Saved entries

########################################

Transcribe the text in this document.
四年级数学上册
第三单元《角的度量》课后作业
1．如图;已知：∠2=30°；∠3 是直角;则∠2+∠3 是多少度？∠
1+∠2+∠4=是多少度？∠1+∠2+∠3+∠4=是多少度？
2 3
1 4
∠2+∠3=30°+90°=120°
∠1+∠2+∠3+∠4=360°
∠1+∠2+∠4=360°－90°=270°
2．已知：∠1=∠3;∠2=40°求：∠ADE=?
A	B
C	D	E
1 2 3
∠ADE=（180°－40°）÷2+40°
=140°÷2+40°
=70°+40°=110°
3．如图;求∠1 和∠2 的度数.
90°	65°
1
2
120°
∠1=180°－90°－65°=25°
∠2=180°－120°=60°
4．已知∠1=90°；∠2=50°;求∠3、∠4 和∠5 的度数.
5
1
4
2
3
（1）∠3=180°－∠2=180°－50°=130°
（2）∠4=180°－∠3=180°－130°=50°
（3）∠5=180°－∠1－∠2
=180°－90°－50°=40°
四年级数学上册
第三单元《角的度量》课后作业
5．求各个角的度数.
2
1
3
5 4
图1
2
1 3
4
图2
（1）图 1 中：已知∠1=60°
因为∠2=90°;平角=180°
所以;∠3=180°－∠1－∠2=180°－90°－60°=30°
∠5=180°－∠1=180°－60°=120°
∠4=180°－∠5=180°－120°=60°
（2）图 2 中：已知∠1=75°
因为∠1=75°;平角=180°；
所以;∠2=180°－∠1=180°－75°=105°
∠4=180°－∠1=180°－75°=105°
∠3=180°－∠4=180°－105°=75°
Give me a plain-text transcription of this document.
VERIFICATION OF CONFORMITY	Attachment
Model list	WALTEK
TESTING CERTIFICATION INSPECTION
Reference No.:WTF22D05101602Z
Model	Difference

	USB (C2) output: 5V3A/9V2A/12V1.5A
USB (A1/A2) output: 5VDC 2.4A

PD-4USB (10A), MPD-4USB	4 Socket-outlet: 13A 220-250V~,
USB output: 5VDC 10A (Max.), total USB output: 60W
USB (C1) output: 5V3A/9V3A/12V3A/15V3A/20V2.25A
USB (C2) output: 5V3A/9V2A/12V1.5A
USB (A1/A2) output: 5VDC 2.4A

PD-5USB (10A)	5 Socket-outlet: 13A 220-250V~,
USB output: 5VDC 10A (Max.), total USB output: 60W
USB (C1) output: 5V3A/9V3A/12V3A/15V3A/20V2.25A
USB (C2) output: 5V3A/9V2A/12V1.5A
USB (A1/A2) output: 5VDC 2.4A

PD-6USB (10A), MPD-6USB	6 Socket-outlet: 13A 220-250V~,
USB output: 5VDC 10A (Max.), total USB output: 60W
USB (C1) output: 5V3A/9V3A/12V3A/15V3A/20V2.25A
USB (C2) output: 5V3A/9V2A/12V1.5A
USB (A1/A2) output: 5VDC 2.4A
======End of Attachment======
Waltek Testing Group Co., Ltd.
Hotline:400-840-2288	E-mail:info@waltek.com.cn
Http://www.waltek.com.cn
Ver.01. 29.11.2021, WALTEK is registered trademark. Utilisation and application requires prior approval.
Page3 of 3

########################################

WRITTEN EXERCISE =
Repeat the line containing "Give me a plain-text" and all subsequent lines through the final line of the data, exactly and with no others.

TASK SOLUTION =
Give me a plain-text transcription of this document.
VERIFICATION OF CONFORMITY	Attachment
Model list	WALTEK
TESTING CERTIFICATION INSPECTION
Reference No.:WTF22D05101602Z
Model	Difference

	USB (C2) output: 5V3A/9V2A/12V1.5A
USB (A1/A2) output: 5VDC 2.4A

PD-4USB (10A), MPD-4USB	4 Socket-outlet: 13A 220-250V~,
USB output: 5VDC 10A (Max.), total USB output: 60W
USB (C1) output: 5V3A/9V3A/12V3A/15V3A/20V2.25A
USB (C2) output: 5V3A/9V2A/12V1.5A
USB (A1/A2) output: 5VDC 2.4A

PD-5USB (10A)	5 Socket-outlet: 13A 220-250V~,
USB output: 5VDC 10A (Max.), total USB output: 60W
USB (C1) output: 5V3A/9V3A/12V3A/15V3A/20V2.25A
USB (C2) output: 5V3A/9V2A/12V1.5A
USB (A1/A2) output: 5VDC 2.4A

PD-6USB (10A), MPD-6USB	6 Socket-outlet: 13A 220-250V~,
USB output: 5VDC 10A (Max.), total USB output: 60W
USB (C1) output: 5V3A/9V3A/12V3A/15V3A/20V2.25A
USB (C2) output: 5V3A/9V2A/12V1.5A
USB (A1/A2) output: 5VDC 2.4A
======End of Attachment======
Waltek Testing Group Co., Ltd.
Hotline:400-840-2288	E-mail:info@waltek.com.cn
Http://www.waltek.com.cn
Ver.01. 29.11.2021, WALTEK is registered trademark. Utilisation and application requires prior approval.
Page3 of 3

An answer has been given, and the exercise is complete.